■ **What is asked**
Locate the word "Transcribe" in the entries below, then gather every line that holds it.
** Start Stored data **
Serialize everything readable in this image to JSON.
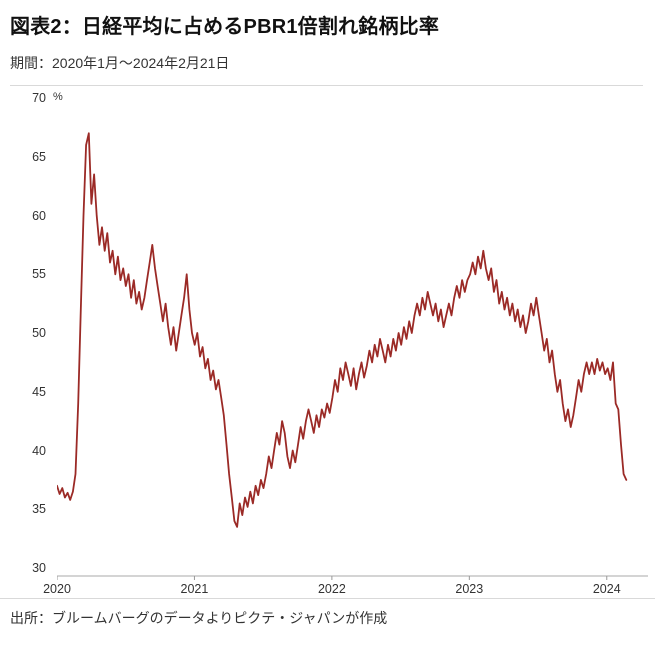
{
  "header": {
    "title": "図表2：日経平均に占めるPBR1倍割れ銘柄比率",
    "period": "期間：2020年1月～2024年2月21日"
  },
  "footer": {
    "source": "出所：ブルームバーグのデータよりピクテ・ジャパンが作成"
  },
  "chart_data": {
    "type": "line",
    "title": "日経平均に占めるPBR1倍割れ銘柄比率",
    "series_name": "PBR1倍割れ銘柄比率",
    "unit": "%",
    "ylabel": "%",
    "xlabel": "",
    "y_range": [
      30,
      70
    ],
    "y_ticks": [
      70,
      65,
      60,
      55,
      50,
      45,
      40,
      35,
      30
    ],
    "x_tick_labels": [
      "2020",
      "2021",
      "2022",
      "2023",
      "2024"
    ],
    "x_tick_years": [
      2020,
      2021,
      2022,
      2023,
      2024
    ],
    "x_domain": [
      2020.0,
      2024.3
    ],
    "x_start": 2020.0,
    "x_end": 2024.142,
    "grid": false,
    "legend": false,
    "line_color": "#9B2A26",
    "values": [
      37.0,
      36.3,
      36.8,
      36.0,
      36.4,
      35.8,
      36.5,
      38.0,
      44.0,
      52.0,
      60.0,
      66.0,
      67.0,
      61.0,
      63.5,
      60.0,
      57.5,
      59.0,
      57.0,
      58.5,
      56.0,
      57.0,
      55.0,
      56.5,
      54.5,
      55.5,
      54.0,
      55.0,
      53.0,
      54.5,
      52.5,
      53.5,
      52.0,
      53.0,
      54.5,
      56.0,
      57.5,
      55.5,
      54.0,
      52.5,
      51.0,
      52.5,
      50.5,
      49.0,
      50.5,
      48.5,
      50.0,
      51.5,
      53.0,
      55.0,
      52.0,
      50.0,
      49.0,
      50.0,
      48.0,
      48.8,
      47.0,
      47.8,
      46.0,
      46.8,
      45.2,
      46.0,
      44.5,
      43.0,
      40.5,
      38.0,
      36.0,
      34.0,
      33.5,
      35.5,
      34.5,
      36.0,
      35.2,
      36.5,
      35.5,
      37.0,
      36.2,
      37.5,
      36.8,
      38.0,
      39.5,
      38.5,
      40.0,
      41.5,
      40.5,
      42.5,
      41.5,
      39.5,
      38.5,
      40.0,
      39.0,
      40.5,
      42.0,
      41.0,
      42.5,
      43.5,
      42.5,
      41.5,
      43.0,
      42.0,
      43.5,
      42.8,
      44.0,
      43.2,
      44.5,
      46.0,
      45.0,
      47.0,
      46.0,
      47.5,
      46.5,
      45.5,
      47.0,
      45.2,
      46.5,
      47.5,
      46.2,
      47.2,
      48.5,
      47.5,
      49.0,
      48.0,
      49.5,
      48.5,
      47.5,
      49.0,
      48.0,
      49.5,
      48.5,
      50.0,
      49.0,
      50.5,
      49.5,
      51.0,
      50.0,
      51.5,
      52.5,
      51.5,
      53.0,
      52.0,
      53.5,
      52.5,
      51.5,
      52.5,
      51.0,
      52.0,
      50.5,
      51.5,
      52.5,
      51.5,
      53.0,
      54.0,
      53.0,
      54.5,
      53.5,
      54.5,
      55.0,
      56.0,
      55.0,
      56.5,
      55.5,
      57.0,
      55.5,
      54.5,
      55.5,
      53.5,
      54.5,
      52.5,
      53.5,
      52.0,
      53.0,
      51.5,
      52.5,
      51.0,
      52.0,
      50.5,
      51.5,
      50.0,
      51.0,
      52.5,
      51.5,
      53.0,
      51.5,
      50.0,
      48.5,
      49.5,
      47.5,
      48.5,
      46.5,
      45.0,
      46.0,
      44.0,
      42.5,
      43.5,
      42.0,
      43.0,
      44.5,
      46.0,
      45.0,
      46.5,
      47.5,
      46.5,
      47.5,
      46.5,
      47.8,
      46.8,
      47.5,
      46.5,
      47.0,
      46.0,
      47.5,
      44.0,
      43.5,
      40.5,
      38.0,
      37.5
    ]
  }
}
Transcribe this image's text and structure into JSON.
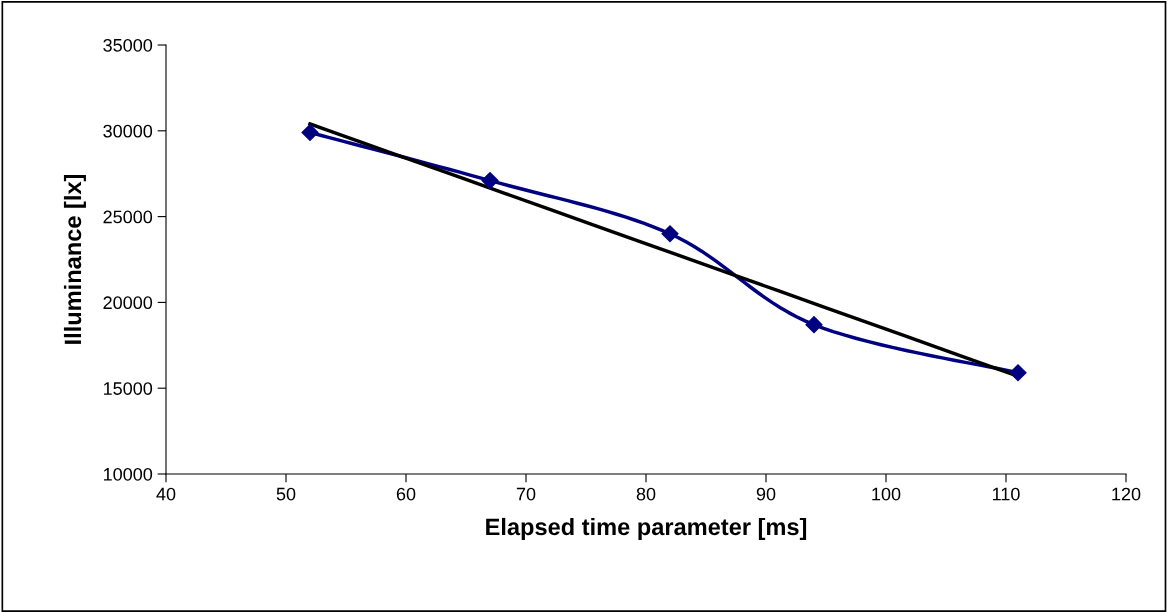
{
  "chart_data": {
    "type": "line",
    "xlabel": "Elapsed time parameter [ms]",
    "ylabel": "Illuminance [lx]",
    "x": [
      52,
      67,
      82,
      94,
      111
    ],
    "series": [
      {
        "color": "#000080",
        "values": [
          29900,
          27100,
          24000,
          18700,
          15900
        ],
        "marker": "diamond"
      },
      {
        "type": "line",
        "color": "#000000",
        "x": [
          52,
          111
        ],
        "values": [
          30400,
          15700
        ],
        "marker": "none"
      }
    ],
    "xlim": [
      40,
      120
    ],
    "xticks": [
      40,
      50,
      60,
      70,
      80,
      90,
      100,
      110,
      120
    ],
    "ylim": [
      10000,
      35000
    ],
    "yticks": [
      10000,
      15000,
      20000,
      25000,
      30000,
      35000
    ],
    "grid": false,
    "legend": false
  }
}
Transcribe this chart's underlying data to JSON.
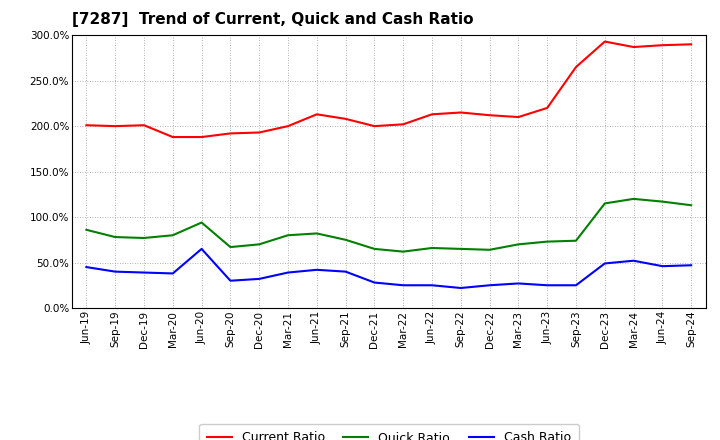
{
  "title": "[7287]  Trend of Current, Quick and Cash Ratio",
  "labels": [
    "Jun-19",
    "Sep-19",
    "Dec-19",
    "Mar-20",
    "Jun-20",
    "Sep-20",
    "Dec-20",
    "Mar-21",
    "Jun-21",
    "Sep-21",
    "Dec-21",
    "Mar-22",
    "Jun-22",
    "Sep-22",
    "Dec-22",
    "Mar-23",
    "Jun-23",
    "Sep-23",
    "Dec-23",
    "Mar-24",
    "Jun-24",
    "Sep-24"
  ],
  "current_ratio": [
    201,
    200,
    201,
    188,
    188,
    192,
    193,
    200,
    213,
    208,
    200,
    202,
    213,
    215,
    212,
    210,
    220,
    265,
    293,
    287,
    289,
    290
  ],
  "quick_ratio": [
    86,
    78,
    77,
    80,
    94,
    67,
    70,
    80,
    82,
    75,
    65,
    62,
    66,
    65,
    64,
    70,
    73,
    74,
    115,
    120,
    117,
    113
  ],
  "cash_ratio": [
    45,
    40,
    39,
    38,
    65,
    30,
    32,
    39,
    42,
    40,
    28,
    25,
    25,
    22,
    25,
    27,
    25,
    25,
    49,
    52,
    46,
    47
  ],
  "current_color": "#FF0000",
  "quick_color": "#008000",
  "cash_color": "#0000FF",
  "ylim": [
    0,
    300
  ],
  "yticks": [
    0,
    50,
    100,
    150,
    200,
    250,
    300
  ],
  "background_color": "#FFFFFF",
  "grid_color": "#999999",
  "title_fontsize": 11,
  "tick_fontsize": 7.5
}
** End Stored data **
■ **Answer for the task**
Transcribe this image's text and structure into JSON.
Transcribe this chart's underlying data to JSON.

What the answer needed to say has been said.